§ **Given instruction**
Find the lines with "Star" in them and copy them out.
* * *
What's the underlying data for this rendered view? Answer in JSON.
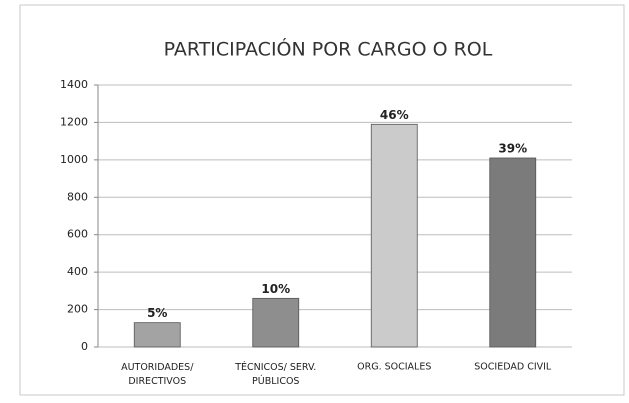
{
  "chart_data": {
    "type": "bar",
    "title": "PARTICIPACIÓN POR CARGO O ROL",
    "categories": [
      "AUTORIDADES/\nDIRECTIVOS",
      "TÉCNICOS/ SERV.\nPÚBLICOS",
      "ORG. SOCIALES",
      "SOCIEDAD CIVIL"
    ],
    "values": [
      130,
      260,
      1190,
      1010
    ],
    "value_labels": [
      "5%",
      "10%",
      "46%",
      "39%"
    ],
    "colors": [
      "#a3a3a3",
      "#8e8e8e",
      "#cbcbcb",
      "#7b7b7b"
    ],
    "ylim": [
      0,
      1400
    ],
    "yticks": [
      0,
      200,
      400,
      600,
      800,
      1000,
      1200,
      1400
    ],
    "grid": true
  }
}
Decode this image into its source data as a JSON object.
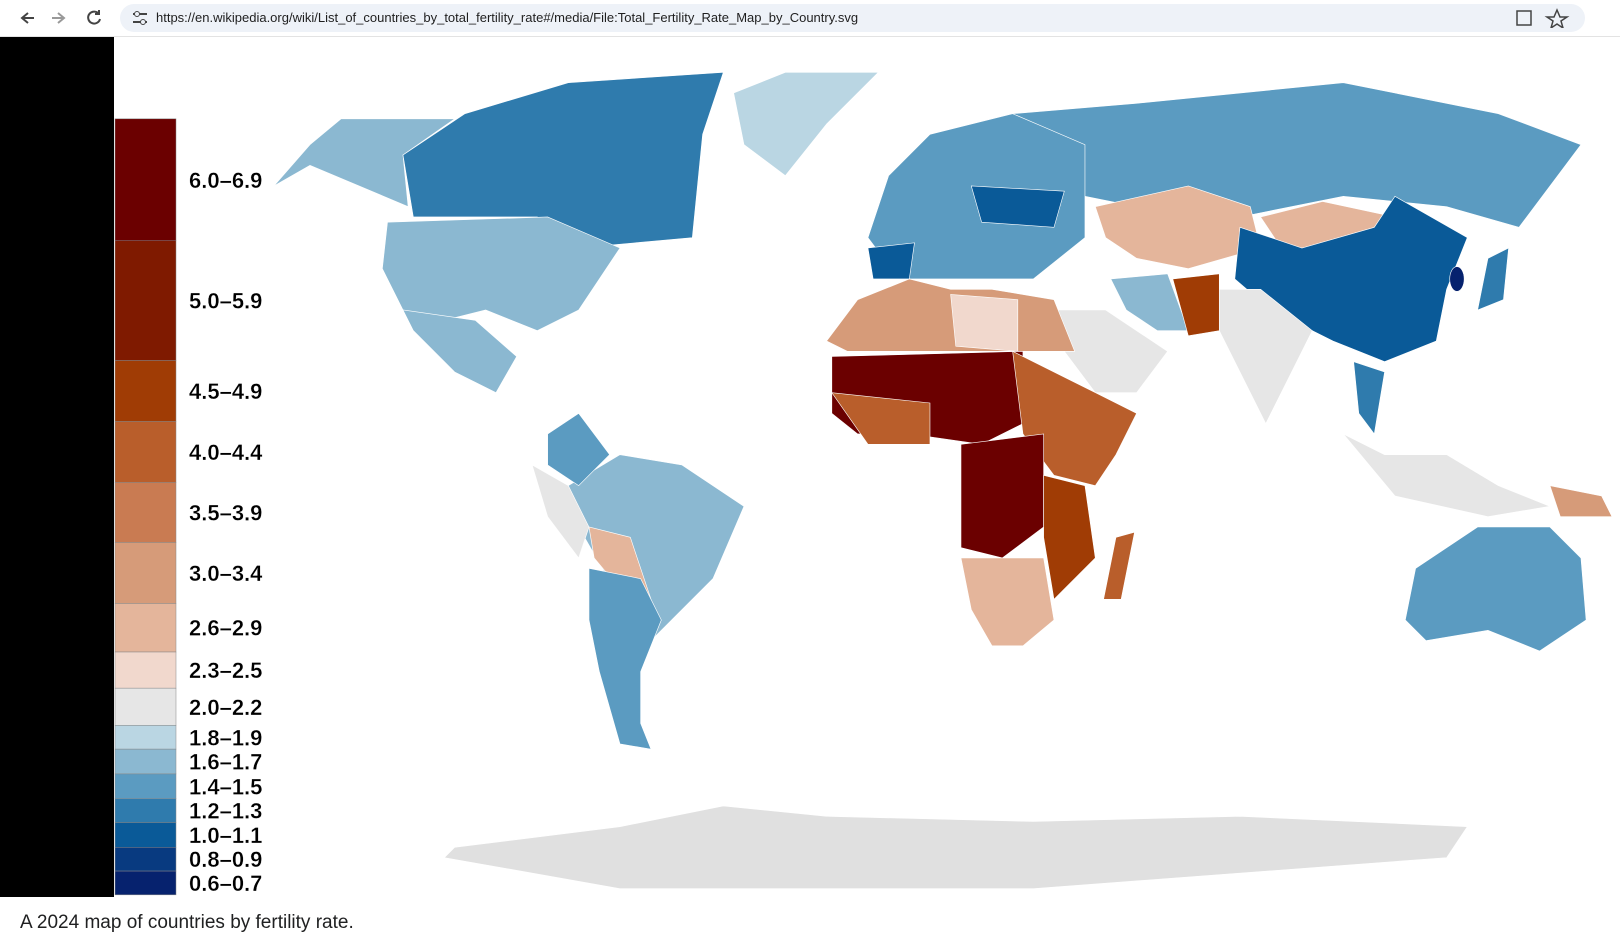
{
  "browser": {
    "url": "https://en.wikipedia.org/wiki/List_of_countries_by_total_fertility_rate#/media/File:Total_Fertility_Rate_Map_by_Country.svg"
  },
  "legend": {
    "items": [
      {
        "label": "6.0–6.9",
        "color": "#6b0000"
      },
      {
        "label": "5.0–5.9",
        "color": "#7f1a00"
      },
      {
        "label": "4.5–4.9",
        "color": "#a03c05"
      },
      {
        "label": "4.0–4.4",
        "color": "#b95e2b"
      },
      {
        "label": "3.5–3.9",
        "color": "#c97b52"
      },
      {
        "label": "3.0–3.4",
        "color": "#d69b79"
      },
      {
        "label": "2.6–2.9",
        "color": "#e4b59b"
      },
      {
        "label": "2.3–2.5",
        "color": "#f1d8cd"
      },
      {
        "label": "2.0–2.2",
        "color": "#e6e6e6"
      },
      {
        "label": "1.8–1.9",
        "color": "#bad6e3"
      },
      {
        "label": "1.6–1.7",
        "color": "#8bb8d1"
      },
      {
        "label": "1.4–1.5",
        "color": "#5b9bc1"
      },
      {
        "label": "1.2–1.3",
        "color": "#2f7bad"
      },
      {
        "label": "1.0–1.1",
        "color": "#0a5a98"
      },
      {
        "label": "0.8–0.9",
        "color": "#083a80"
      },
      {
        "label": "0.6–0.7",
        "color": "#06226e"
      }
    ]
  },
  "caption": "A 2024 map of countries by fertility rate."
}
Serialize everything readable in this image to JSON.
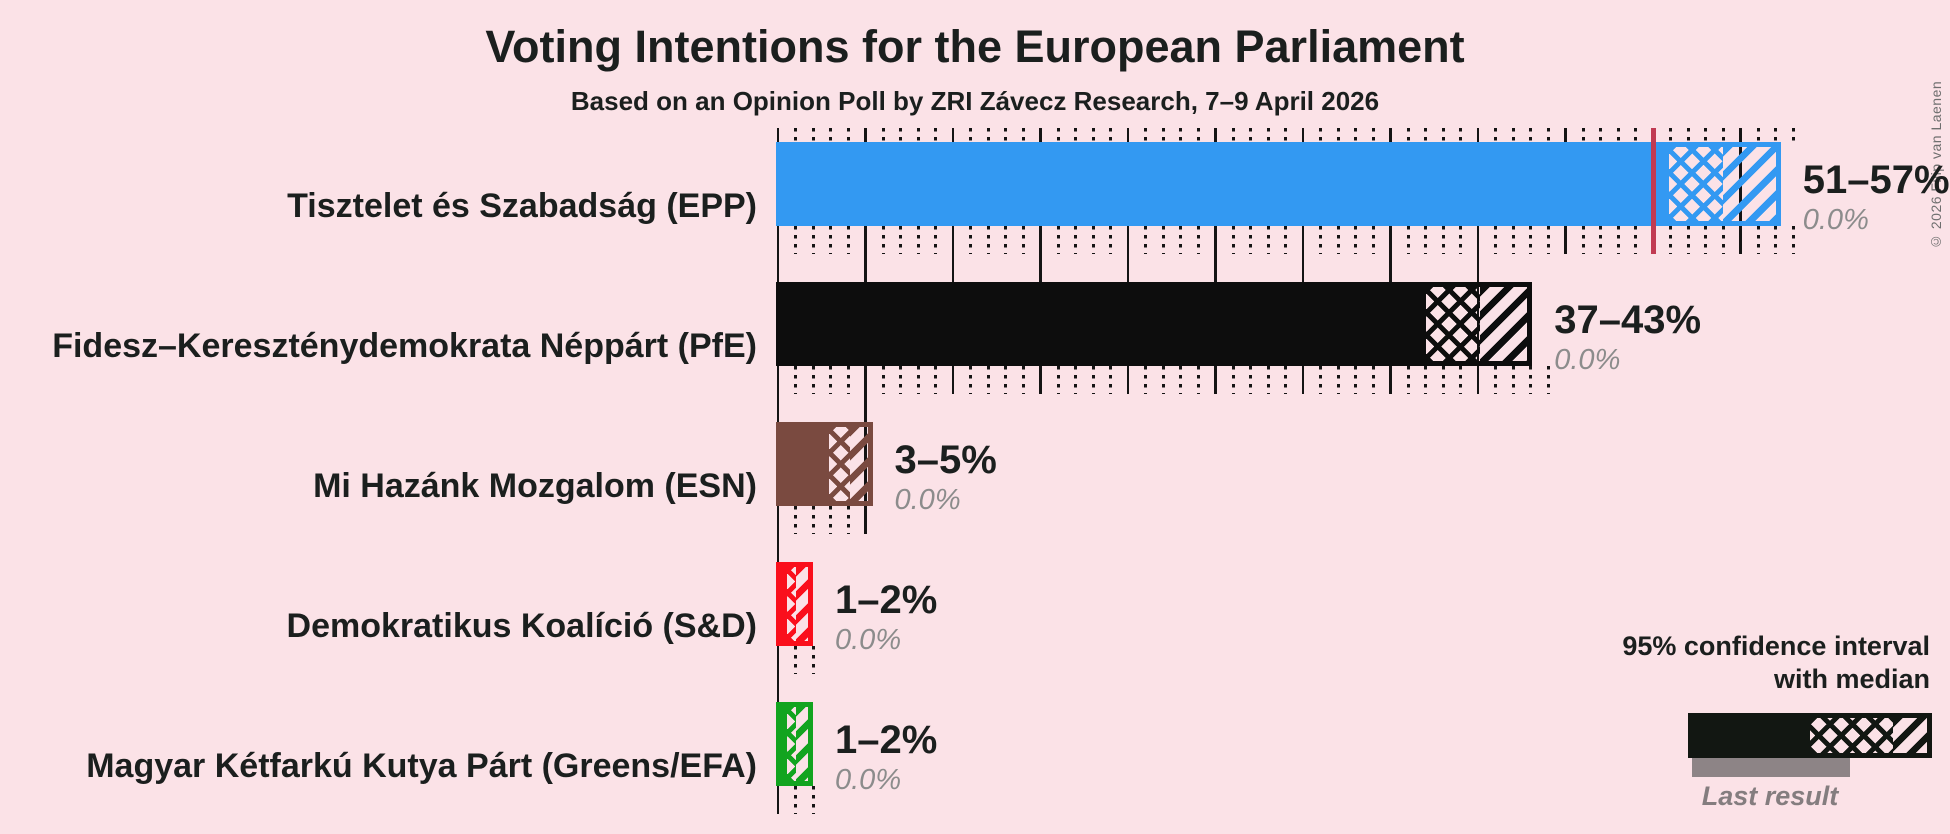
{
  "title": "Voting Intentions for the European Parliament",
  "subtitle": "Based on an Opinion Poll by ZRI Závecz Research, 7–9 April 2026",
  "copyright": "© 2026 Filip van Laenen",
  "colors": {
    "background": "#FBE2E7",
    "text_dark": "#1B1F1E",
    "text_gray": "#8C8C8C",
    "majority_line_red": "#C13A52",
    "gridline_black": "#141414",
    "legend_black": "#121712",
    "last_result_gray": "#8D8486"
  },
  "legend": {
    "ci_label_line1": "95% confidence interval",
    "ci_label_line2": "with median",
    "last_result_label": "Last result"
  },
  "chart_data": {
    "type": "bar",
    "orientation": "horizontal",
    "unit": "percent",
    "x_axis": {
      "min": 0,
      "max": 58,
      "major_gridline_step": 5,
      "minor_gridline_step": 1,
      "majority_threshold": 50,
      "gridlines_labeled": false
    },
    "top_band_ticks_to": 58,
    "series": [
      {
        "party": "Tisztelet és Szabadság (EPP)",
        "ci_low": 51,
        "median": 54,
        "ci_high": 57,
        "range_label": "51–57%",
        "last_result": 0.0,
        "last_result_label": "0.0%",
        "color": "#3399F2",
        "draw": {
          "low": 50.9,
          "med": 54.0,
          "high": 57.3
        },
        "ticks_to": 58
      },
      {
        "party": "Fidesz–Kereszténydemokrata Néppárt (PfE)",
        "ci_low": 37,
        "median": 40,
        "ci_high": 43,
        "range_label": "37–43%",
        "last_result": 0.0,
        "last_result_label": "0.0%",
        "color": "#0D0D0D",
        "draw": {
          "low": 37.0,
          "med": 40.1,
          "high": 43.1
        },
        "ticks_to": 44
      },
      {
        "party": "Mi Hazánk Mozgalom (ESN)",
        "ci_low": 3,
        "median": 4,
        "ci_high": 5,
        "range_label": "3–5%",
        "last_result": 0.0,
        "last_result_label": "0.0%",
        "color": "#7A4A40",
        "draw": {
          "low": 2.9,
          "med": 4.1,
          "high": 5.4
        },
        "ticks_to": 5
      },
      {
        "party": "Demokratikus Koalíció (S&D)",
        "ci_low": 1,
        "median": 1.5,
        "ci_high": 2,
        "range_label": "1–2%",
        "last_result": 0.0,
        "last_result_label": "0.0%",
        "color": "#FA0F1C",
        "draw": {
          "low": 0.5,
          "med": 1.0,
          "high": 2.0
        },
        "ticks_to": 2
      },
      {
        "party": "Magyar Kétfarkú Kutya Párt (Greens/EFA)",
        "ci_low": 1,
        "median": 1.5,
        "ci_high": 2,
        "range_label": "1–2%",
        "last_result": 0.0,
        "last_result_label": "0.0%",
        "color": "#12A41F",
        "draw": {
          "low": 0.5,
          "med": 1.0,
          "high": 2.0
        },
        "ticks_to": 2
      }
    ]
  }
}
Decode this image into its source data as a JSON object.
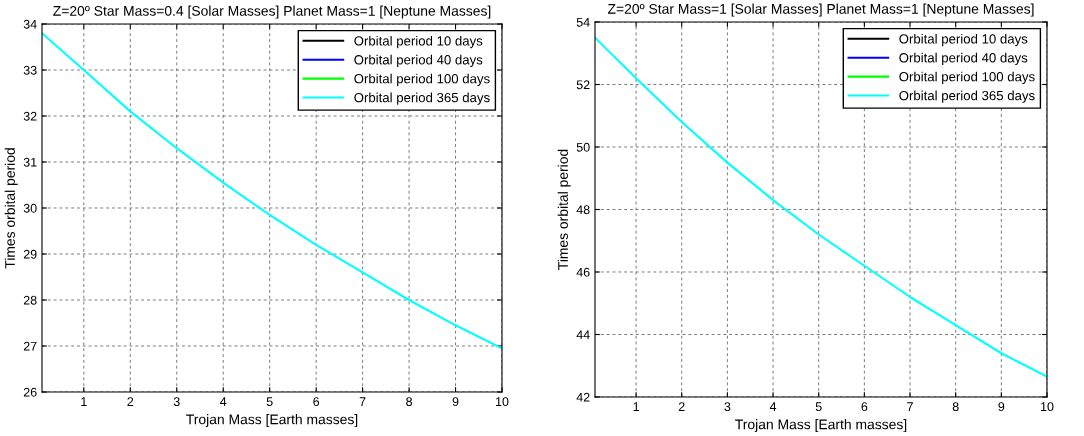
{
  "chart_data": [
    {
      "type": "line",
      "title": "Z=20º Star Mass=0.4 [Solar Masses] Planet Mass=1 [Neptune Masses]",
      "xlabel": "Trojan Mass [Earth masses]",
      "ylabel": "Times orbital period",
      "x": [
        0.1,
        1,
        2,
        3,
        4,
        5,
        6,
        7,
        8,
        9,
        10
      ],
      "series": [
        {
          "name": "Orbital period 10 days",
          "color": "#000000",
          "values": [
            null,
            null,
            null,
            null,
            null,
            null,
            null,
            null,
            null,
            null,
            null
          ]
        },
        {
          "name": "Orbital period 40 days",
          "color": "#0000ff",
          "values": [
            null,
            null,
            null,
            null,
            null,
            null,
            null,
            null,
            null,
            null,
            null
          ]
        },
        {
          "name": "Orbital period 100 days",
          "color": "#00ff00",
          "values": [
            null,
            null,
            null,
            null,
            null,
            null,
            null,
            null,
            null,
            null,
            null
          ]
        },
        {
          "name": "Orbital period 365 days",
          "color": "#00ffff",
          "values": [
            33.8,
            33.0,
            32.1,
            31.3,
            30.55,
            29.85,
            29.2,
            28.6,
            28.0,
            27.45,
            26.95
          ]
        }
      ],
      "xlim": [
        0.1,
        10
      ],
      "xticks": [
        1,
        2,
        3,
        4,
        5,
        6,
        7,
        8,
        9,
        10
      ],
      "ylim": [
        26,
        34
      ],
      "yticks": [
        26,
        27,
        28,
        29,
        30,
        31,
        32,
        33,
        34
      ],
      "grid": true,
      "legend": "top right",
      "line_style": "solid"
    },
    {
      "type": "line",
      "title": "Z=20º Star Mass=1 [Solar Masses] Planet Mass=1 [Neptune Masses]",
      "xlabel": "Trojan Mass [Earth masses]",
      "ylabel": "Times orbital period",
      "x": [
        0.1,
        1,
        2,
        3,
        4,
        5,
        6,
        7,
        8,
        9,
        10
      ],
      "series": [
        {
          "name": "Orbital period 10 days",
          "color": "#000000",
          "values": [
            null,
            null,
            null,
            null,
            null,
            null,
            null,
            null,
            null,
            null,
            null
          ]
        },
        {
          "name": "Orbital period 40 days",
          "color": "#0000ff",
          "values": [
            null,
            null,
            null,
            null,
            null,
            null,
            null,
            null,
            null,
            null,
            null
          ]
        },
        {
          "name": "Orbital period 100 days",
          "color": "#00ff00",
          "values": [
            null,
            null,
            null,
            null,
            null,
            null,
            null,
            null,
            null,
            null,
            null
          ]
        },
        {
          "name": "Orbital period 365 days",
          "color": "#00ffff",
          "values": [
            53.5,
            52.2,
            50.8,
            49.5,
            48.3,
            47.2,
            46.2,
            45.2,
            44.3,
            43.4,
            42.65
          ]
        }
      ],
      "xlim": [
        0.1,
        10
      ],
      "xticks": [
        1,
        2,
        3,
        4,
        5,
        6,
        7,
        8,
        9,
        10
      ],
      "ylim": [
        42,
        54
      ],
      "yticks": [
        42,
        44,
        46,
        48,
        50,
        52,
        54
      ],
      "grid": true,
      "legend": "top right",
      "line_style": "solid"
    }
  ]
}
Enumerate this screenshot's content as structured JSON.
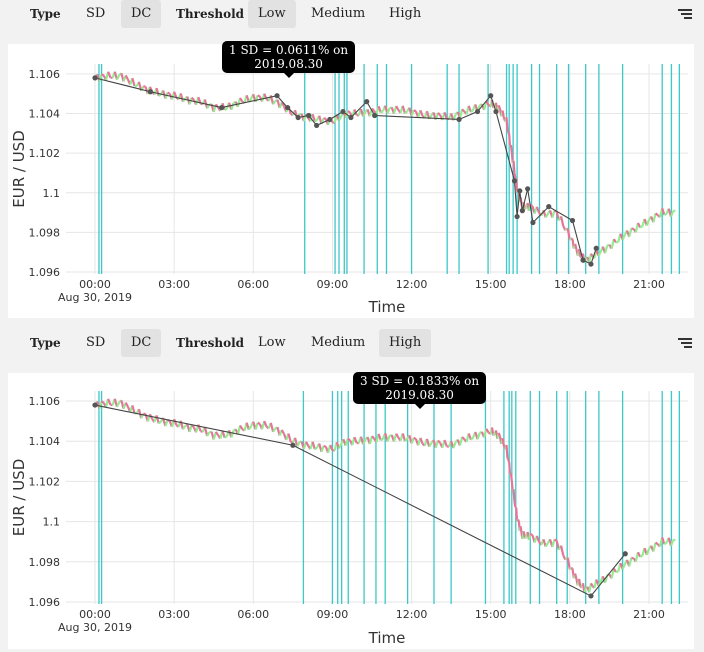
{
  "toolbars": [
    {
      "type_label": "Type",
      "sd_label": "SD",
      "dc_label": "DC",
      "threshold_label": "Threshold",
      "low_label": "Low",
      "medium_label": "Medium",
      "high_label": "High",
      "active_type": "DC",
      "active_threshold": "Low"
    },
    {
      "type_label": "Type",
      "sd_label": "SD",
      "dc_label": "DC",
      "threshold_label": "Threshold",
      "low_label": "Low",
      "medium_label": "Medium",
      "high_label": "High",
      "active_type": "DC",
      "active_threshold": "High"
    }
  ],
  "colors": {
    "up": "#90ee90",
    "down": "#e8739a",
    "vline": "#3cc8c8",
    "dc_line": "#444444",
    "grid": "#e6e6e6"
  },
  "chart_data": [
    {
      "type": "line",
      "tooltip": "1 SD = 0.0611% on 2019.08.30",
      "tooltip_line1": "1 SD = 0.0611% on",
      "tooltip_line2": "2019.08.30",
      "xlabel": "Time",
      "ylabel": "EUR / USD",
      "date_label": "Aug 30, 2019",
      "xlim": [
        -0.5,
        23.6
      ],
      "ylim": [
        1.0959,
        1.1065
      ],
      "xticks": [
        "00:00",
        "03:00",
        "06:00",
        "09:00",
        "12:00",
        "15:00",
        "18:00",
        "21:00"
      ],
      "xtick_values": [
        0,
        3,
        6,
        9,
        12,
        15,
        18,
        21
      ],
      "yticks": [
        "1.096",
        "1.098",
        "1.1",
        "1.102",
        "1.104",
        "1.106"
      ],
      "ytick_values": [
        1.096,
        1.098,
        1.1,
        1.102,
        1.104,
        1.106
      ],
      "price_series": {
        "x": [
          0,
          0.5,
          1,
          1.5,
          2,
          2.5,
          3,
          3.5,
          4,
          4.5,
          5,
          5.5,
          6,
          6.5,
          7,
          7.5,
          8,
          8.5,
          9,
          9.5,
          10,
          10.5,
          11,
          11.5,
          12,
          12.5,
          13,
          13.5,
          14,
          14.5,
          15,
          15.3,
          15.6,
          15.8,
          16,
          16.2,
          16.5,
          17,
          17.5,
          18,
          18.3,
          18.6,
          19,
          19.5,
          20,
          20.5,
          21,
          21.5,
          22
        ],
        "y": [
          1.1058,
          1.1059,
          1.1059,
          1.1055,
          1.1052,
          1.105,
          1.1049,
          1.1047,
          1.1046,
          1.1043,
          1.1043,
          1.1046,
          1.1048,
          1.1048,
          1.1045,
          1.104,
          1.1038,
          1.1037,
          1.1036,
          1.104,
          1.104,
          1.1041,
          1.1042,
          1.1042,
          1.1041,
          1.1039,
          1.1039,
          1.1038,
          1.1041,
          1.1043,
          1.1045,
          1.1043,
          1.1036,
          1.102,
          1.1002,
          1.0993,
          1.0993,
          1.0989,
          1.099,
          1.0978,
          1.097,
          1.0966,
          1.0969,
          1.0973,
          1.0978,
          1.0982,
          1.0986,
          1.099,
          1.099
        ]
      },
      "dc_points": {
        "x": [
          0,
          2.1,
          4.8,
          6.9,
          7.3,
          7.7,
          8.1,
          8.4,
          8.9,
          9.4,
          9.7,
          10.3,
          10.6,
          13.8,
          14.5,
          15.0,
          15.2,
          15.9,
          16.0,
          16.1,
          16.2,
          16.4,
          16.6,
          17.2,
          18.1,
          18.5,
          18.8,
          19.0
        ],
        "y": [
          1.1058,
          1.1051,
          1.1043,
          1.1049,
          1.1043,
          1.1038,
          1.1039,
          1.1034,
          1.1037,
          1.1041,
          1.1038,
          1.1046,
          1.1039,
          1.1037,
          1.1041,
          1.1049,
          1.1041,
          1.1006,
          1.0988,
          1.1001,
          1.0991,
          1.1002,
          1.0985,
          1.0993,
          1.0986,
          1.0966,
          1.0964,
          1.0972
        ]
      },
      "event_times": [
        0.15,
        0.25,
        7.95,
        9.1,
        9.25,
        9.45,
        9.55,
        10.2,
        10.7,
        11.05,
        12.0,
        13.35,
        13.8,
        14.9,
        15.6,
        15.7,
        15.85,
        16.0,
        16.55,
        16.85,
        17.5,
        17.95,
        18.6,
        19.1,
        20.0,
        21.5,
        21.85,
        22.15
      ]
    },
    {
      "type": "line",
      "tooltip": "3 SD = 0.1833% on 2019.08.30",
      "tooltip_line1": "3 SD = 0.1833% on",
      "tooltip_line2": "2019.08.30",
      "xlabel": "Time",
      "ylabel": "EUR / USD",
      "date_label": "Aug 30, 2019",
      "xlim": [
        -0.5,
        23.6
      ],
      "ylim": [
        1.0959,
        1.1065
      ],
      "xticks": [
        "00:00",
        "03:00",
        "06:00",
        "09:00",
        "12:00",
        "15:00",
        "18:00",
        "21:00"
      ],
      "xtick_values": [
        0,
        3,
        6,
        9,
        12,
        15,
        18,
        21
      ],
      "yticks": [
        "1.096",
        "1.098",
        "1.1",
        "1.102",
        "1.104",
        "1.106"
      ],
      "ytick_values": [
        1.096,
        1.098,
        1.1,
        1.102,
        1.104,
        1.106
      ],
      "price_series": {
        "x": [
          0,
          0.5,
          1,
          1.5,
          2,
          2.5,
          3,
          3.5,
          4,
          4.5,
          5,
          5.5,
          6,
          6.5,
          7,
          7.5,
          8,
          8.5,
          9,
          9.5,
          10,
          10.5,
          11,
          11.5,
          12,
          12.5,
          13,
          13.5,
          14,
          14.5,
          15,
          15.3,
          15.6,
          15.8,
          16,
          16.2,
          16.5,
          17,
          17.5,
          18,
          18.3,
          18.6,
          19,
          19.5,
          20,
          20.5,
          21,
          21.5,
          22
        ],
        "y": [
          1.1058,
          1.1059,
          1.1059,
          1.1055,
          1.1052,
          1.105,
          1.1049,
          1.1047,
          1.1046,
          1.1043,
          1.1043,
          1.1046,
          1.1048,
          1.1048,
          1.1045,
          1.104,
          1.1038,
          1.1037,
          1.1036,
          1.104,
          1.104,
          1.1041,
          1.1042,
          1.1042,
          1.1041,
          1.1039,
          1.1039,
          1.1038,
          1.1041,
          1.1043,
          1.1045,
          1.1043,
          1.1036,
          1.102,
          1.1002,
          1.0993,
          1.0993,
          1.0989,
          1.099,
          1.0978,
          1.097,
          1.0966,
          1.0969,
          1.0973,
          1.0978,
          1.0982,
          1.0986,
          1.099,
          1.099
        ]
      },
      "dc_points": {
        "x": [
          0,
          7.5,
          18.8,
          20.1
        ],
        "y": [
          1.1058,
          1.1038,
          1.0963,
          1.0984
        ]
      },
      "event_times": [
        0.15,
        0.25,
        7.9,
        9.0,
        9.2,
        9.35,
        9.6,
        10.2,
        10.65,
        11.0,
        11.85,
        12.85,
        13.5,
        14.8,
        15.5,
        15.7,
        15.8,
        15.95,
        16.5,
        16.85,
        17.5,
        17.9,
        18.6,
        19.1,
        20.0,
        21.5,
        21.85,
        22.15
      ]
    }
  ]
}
* * *
§ **Output for this exercise**
      "title": "Z=20º Star Mass=0.4 [Solar Masses] Planet Mass=1 [Neptune Masses]",
      "title": "Z=20º Star Mass=1 [Solar Masses] Planet Mass=1 [Neptune Masses]",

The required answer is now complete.